(Beginning of Extract to read)

Tour: Peripherals and Modules
Peripherals
Peripherals provide services outside the business core.
It is easy to confuse all the bells-and-whistles of peripheral apps with the main functions of the business because peripherals tend to be the first things employees and customers see and the way they most often interact with the data.
They can be physical things like:
- POS devices,
- Barcode readers,
- Cashier drawers,
or they can be services like:
- GPS trackers,
- Optimized route maps,
- On-line web sales services, and
- Automatic email and mobile phone notifications.
A fun example of a peripheral is available from the MapQuest route planner. It can optimize routes by either time or distance, and it is free. Anyone can plan out a delivery route directly from MapQuest. Business apps can also incorporate MapQuest or other services like it into their software packages.
Software designers intentionally make it hard to tell what is integral and what is peripheral, because users don't need to know or want to know... the point is to make the experience as simple and seamless as possible for the users.
See for instance the discussion of laundry and dry-cleaning software in What about specialized niche purveyors? In the PressedPOS example, it appears the entire package including add-on modules is assembled entirely from peripheral apps. This common for many niche software providers. This does not mean that PressedPOS is not providing value for money because their customers probably have no way to assemble such a package on their own. PressedPOS provides a service by making all these useful peripherals available in a seamless, easy-to-use app.
Yet when all is finished, PressedPOS still does not provide most of the basic business core requirements at the center of Sumer.
Sumer is in beta version. Peripherals will be added bit by bit together with the means to incorporate them into the Sumer forms. Like everything else about Sumer, the purpose is to get the IT people out of the way and put the business directly into the hands of business managers.
Payment Processing and POS
Some POS providers obscure the fact that they are offering two separate services:
-
Payment Processing accepts credit / debit card payments from customers and transfers them
to the merchant's bank. See for instance the proMerchant website; they offer stand-alone Payment Processing and
can provide free equipment "including terminals that are EMV and NFC-ready". 'EMV' means card readers where you slide or insert
the card. 'NFC' is a terminal that also accepts tapping.
The site CompareTech.co gives this explanation:
Merchant banks, also known as acquiring banks, enter into agreements with merchants to set up accounts that enable them to accept credit card payments. These banks transfer the funds for credit card transactions into the merchants’ accounts and offer them a range of services such as credit card processing software, terminals and readers, customer service, promotional materials, and other processing services.

(End of Extract to read)

» Exercise tasks
a – In one to three sentences, explain why the peripherals tour says it is easy to confuse the features of peripheral apps with the main functions of a business.
b – Please answer these from the peripherals tour:
(i) By which two measures can the MapQuest route planner optimize routes?
(ii) What does 'NFC' mean for a payment terminal?
(iii) What other name is given for merchant banks?

(Beginning of Information provided)

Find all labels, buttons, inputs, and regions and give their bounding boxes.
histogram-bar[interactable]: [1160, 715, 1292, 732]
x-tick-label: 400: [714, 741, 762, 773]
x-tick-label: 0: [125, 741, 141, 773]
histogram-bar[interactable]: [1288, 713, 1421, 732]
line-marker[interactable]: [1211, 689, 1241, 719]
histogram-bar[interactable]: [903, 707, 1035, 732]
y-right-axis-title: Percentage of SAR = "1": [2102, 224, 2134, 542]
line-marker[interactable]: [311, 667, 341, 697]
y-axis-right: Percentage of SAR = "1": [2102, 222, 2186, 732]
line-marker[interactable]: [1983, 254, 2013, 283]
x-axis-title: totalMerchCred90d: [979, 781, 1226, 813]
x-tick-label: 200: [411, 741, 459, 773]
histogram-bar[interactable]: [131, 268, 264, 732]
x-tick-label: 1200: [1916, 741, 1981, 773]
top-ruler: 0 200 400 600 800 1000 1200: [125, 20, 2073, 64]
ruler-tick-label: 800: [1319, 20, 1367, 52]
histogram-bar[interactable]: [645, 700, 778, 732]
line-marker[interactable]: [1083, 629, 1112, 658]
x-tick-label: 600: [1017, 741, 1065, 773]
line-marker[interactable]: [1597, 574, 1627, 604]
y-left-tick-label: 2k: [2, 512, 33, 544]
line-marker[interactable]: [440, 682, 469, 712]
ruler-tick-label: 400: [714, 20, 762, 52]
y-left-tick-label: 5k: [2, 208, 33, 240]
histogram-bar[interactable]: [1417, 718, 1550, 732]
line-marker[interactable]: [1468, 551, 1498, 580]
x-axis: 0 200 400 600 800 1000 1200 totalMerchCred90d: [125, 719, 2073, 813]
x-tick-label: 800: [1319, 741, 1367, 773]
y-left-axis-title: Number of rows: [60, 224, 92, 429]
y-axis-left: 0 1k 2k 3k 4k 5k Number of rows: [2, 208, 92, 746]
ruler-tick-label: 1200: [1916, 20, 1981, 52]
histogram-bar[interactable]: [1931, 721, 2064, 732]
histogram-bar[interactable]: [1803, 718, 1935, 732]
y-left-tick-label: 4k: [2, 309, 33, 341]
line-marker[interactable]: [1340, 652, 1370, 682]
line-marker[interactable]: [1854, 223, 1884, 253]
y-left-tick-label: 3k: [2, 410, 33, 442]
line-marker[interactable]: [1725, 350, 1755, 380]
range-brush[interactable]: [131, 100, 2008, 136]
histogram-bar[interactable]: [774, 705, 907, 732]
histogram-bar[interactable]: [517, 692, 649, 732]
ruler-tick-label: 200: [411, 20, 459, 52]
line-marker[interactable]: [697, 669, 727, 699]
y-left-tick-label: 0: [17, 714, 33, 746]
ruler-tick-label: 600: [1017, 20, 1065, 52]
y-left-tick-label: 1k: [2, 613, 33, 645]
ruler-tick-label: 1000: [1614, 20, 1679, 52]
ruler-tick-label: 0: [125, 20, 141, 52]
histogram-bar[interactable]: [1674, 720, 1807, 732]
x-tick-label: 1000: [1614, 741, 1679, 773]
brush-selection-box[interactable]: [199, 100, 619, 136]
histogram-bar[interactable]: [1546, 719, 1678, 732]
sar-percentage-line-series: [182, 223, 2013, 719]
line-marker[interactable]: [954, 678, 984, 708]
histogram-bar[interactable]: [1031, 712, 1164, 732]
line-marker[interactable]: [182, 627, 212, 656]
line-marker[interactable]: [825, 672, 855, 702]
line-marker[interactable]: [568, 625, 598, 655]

(End of Information provided)

» Task answers
a – Peripherals are usually the first things employees and customers see. They are also the way people most often interact with the data. That makes their bells-and-whistles easy to mistake for the core functions of the business.

b –
(i) Time or distance.
(ii) A terminal that also accepts tapping.
(iii) Acquiring banks.